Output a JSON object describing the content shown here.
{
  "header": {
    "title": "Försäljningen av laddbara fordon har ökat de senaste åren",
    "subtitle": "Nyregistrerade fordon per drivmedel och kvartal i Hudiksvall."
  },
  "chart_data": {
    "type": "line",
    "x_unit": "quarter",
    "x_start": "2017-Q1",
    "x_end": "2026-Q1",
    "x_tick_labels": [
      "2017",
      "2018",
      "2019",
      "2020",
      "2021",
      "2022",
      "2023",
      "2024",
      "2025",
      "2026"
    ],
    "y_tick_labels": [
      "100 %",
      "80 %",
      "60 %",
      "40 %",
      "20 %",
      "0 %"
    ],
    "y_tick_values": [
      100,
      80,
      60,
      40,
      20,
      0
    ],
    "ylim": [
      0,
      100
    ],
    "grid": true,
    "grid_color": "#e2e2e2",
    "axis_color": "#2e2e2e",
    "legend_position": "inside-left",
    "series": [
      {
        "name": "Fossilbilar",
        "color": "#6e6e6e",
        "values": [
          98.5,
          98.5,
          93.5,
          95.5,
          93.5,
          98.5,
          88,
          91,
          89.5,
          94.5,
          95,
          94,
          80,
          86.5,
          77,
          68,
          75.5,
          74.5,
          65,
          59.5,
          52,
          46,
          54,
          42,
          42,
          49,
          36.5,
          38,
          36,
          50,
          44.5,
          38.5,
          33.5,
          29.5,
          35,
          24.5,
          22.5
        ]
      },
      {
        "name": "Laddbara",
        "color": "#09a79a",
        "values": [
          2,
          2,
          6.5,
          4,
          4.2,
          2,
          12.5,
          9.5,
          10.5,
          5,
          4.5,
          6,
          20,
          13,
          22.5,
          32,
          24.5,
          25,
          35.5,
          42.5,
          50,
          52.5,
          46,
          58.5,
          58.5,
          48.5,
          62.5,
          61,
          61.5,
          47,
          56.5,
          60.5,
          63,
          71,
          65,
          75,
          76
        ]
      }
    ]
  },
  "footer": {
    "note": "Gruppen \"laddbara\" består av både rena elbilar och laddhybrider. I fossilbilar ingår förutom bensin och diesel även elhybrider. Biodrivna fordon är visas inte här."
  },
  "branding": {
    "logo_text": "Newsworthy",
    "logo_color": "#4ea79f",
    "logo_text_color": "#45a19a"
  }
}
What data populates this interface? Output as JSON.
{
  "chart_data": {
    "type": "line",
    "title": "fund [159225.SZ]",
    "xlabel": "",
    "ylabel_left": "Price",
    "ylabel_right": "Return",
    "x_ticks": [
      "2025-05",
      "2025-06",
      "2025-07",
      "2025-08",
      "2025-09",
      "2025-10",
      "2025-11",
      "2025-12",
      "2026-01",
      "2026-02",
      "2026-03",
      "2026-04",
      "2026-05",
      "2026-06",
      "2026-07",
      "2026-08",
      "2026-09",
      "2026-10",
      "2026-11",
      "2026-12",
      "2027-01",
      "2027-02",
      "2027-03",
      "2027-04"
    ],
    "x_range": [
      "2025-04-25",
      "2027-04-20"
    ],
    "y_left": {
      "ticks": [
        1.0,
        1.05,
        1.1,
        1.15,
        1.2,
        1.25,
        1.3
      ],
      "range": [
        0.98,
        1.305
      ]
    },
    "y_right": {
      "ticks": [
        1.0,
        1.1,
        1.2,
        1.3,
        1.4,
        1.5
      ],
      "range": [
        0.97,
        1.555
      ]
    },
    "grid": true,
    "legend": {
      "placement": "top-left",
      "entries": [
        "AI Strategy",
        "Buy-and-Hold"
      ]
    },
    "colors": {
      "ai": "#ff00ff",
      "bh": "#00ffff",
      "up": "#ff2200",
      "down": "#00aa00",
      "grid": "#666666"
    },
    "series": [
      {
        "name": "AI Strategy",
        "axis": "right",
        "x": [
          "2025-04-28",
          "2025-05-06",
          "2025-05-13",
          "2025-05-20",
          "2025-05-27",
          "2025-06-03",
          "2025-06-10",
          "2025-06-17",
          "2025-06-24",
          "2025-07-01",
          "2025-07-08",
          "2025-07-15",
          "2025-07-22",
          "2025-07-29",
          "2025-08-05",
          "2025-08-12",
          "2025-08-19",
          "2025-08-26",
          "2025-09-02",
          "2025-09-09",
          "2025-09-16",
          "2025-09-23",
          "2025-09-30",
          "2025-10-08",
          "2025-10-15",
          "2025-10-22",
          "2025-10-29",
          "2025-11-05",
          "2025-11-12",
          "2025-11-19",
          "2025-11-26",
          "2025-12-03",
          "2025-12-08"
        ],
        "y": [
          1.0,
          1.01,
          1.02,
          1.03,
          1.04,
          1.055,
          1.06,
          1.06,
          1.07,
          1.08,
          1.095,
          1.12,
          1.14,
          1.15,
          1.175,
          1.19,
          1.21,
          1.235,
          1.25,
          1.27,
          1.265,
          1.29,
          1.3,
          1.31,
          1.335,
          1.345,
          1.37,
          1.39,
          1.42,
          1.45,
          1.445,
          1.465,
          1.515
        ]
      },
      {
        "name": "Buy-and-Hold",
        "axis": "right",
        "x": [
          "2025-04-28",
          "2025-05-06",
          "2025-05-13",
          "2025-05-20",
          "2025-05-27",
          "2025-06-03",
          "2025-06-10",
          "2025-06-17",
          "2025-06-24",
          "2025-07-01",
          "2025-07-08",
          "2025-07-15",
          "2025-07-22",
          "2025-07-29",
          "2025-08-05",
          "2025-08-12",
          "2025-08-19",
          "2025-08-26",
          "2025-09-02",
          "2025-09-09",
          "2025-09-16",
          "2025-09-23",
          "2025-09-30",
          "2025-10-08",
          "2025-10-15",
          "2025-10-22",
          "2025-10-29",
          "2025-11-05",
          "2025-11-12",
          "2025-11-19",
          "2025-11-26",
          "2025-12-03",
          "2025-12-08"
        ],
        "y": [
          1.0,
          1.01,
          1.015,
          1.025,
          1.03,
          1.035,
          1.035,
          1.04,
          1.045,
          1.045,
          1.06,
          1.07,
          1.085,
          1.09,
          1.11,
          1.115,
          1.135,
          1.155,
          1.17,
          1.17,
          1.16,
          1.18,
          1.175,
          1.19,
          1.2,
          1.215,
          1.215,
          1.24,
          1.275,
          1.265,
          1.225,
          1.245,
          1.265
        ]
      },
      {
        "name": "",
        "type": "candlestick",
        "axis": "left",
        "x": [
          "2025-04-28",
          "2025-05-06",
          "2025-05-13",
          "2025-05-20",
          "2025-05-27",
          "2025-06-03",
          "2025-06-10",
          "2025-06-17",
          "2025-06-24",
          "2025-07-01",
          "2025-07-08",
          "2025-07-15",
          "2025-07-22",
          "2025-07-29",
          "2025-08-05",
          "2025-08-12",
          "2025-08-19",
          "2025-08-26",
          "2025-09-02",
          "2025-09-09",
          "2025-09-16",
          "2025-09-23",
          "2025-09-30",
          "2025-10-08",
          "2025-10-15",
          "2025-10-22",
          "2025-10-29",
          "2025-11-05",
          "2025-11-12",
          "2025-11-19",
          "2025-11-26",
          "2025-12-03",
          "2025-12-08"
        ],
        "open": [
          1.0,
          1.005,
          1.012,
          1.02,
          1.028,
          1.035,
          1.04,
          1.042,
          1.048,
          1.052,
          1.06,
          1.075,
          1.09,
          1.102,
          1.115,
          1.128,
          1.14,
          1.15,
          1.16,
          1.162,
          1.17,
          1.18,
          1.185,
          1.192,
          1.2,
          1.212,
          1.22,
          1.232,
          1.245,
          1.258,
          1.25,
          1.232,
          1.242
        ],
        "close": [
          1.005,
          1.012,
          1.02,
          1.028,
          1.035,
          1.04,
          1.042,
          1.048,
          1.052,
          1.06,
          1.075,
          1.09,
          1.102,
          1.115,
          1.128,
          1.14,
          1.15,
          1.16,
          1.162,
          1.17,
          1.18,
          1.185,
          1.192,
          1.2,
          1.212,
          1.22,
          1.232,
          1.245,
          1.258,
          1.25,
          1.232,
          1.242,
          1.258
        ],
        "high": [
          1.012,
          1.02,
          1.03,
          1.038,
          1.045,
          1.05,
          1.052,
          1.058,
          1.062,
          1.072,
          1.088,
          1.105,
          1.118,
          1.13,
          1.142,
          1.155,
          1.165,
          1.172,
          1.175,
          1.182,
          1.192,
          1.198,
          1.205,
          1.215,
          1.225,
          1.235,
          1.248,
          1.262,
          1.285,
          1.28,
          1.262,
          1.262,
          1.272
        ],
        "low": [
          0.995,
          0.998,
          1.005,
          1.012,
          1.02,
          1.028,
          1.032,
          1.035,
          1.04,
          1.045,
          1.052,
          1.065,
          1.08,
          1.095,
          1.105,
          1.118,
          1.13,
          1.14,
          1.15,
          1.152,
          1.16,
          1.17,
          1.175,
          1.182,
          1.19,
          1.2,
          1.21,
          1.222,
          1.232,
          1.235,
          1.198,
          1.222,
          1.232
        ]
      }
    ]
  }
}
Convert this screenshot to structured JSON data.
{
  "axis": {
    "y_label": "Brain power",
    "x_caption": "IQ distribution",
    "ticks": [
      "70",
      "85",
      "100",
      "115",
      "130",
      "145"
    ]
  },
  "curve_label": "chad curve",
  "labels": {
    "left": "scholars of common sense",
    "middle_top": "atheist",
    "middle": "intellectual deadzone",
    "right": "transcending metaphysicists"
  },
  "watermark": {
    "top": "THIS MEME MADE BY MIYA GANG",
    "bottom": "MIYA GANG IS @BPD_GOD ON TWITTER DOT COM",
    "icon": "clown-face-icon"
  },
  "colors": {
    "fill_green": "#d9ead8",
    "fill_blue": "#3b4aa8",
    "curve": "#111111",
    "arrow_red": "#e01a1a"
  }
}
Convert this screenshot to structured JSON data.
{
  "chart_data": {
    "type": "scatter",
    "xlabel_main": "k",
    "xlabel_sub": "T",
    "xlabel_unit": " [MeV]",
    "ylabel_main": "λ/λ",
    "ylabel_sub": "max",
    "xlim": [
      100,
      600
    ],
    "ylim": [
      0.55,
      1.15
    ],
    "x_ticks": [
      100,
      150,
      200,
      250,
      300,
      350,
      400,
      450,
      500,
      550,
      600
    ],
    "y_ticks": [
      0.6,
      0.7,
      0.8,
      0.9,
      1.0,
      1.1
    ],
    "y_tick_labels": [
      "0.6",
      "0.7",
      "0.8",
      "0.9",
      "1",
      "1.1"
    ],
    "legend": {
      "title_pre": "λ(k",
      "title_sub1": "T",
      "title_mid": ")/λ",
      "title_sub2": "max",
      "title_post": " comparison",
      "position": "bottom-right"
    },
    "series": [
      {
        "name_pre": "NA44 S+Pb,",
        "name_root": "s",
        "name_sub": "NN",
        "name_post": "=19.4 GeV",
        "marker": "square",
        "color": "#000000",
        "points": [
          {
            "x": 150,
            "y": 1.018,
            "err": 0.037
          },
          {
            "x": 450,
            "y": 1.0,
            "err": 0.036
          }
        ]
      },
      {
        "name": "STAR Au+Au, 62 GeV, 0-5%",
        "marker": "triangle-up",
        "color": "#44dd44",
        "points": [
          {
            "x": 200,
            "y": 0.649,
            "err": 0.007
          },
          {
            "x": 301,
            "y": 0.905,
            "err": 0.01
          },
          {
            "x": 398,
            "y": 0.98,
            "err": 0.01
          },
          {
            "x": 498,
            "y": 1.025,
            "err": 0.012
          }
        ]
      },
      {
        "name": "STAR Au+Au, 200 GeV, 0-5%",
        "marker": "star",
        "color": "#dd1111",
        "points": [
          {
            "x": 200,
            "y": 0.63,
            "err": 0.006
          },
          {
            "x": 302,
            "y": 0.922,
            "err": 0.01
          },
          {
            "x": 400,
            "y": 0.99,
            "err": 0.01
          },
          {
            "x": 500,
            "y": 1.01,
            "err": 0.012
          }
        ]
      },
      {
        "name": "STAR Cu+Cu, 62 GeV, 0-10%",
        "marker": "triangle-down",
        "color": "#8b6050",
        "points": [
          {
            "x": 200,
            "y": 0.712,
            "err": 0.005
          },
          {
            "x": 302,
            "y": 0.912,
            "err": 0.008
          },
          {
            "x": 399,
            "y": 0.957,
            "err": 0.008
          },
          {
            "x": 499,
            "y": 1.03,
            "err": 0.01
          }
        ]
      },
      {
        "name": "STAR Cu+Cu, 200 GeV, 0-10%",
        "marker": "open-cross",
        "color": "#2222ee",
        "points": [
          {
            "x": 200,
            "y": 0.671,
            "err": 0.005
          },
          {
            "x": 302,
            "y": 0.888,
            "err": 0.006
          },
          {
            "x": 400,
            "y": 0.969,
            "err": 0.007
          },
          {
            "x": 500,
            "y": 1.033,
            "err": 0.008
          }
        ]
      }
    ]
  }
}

» **Directive**
Say, as a single number and nothing more, how many lines of the entries contain the word "Output".

» **Written solution**
2